▶ **TASK DETAILS**:
Each line containing the word "left" must be collected.

[Dataset items]
.....

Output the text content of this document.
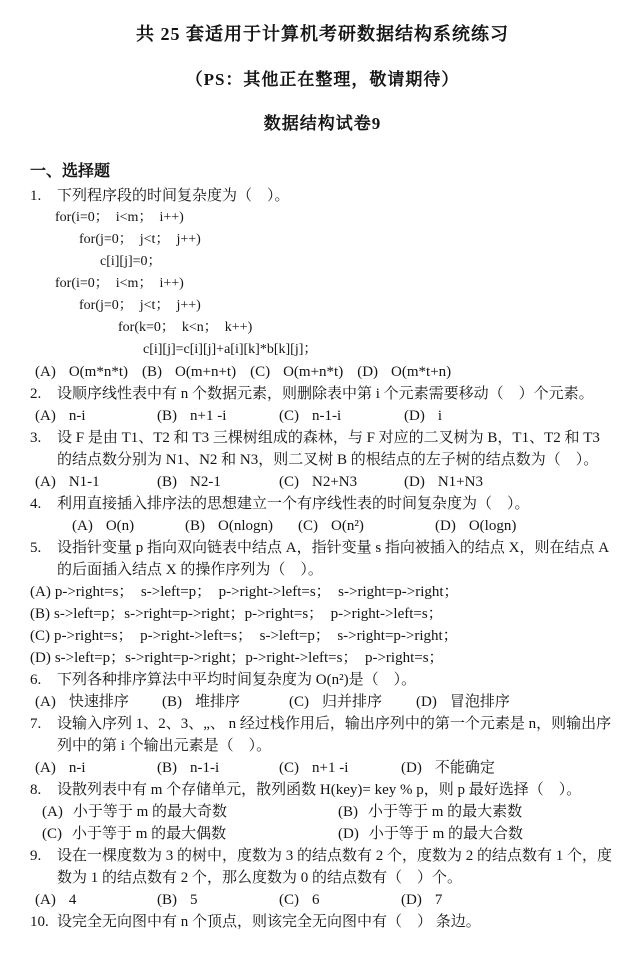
共 25 套适用于计算机考研数据结构系统练习
（PS：其他正在整理，敬请期待）
数据结构试卷9
一、选择题
1. 下列程序段的时间复杂度为（　）。
for(i=0；  i<m；  i++)
for(j=0；  j<t；  j++)
c[i][j]=0；
for(i=0；  i<m；  i++)
for(j=0；  j<t；  j++)
for(k=0；  k<n；  k++)
c[i][j]=c[i][j]+a[i][k]*b[k][j]；
(A) O(m*n*t) (B) O(m+n+t) (C) O(m+n*t) (D) O(m*t+n)
2. 设顺序线性表中有 n 个数据元素，则删除表中第 i 个元素需要移动（　）个元素。
(A) n-i	(B) n+1 -i	(C) n-1-i	(D) i
3. 设 F 是由 T1、T2 和 T3 三棵树组成的森林，与 F 对应的二叉树为 B，T1、T2 和 T3 的结点数分别为 N1、N2 和 N3，则二叉树 B 的根结点的左子树的结点数为（　）。
(A) N1-1	(B) N2-1	(C) N2+N3	(D) N1+N3
4. 利用直接插入排序法的思想建立一个有序线性表的时间复杂度为（　）。
(A) O(n)	(B) O(nlogn)	(C) O(n²)	(D) O(logn)
5. 设指针变量 p 指向双向链表中结点 A，指针变量 s 指向被插入的结点 X，则在结点 A 的后面插入结点 X 的操作序列为（　）。
(A) p->right=s；  s->left=p；  p->right->left=s；  s->right=p->right；
(B) s->left=p；s->right=p->right；p->right=s；  p->right->left=s；
(C) p->right=s；  p->right->left=s；  s->left=p；  s->right=p->right；
(D) s->left=p；s->right=p->right；p->right->left=s；  p->right=s；
6. 下列各种排序算法中平均时间复杂度为 O(n²)是（　）。
(A) 快速排序	(B) 堆排序	(C) 归并排序	(D) 冒泡排序
7. 设输入序列 1、2、3、„、 n 经过栈作用后，输出序列中的第一个元素是 n，则输出序列中的第 i 个输出元素是（　）。
(A) n-i	(B) n-1-i	(C) n+1 -i	(D) 不能确定
8. 设散列表中有 m 个存储单元，散列函数 H(key)= key % p，则 p 最好选择（　）。
(A) 小于等于 m 的最大奇数	(B) 小于等于 m 的最大素数
(C) 小于等于 m 的最大偶数	(D) 小于等于 m 的最大合数
9. 设在一棵度数为 3 的树中，度数为 3 的结点数有 2 个，度数为 2 的结点数有 1 个，度数为 1 的结点数有 2 个，那么度数为 0 的结点数有（　）个。
(A) 4	(B) 5	(C) 6	(D) 7
10. 设完全无向图中有 n 个顶点，则该完全无向图中有（　） 条边。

.....

▶ **SOLUTION FOR THIS PROBLEM**:
(A) p->right=s；  s->left=p；  p->right->left=s；  s->right=p->right；
(B) s->left=p；s->right=p->right；p->right=s；  p->right->left=s；
(C) p->right=s；  p->right->left=s；  s->left=p；  s->right=p->right；
(D) s->left=p；s->right=p->right；p->right->left=s；  p->right=s；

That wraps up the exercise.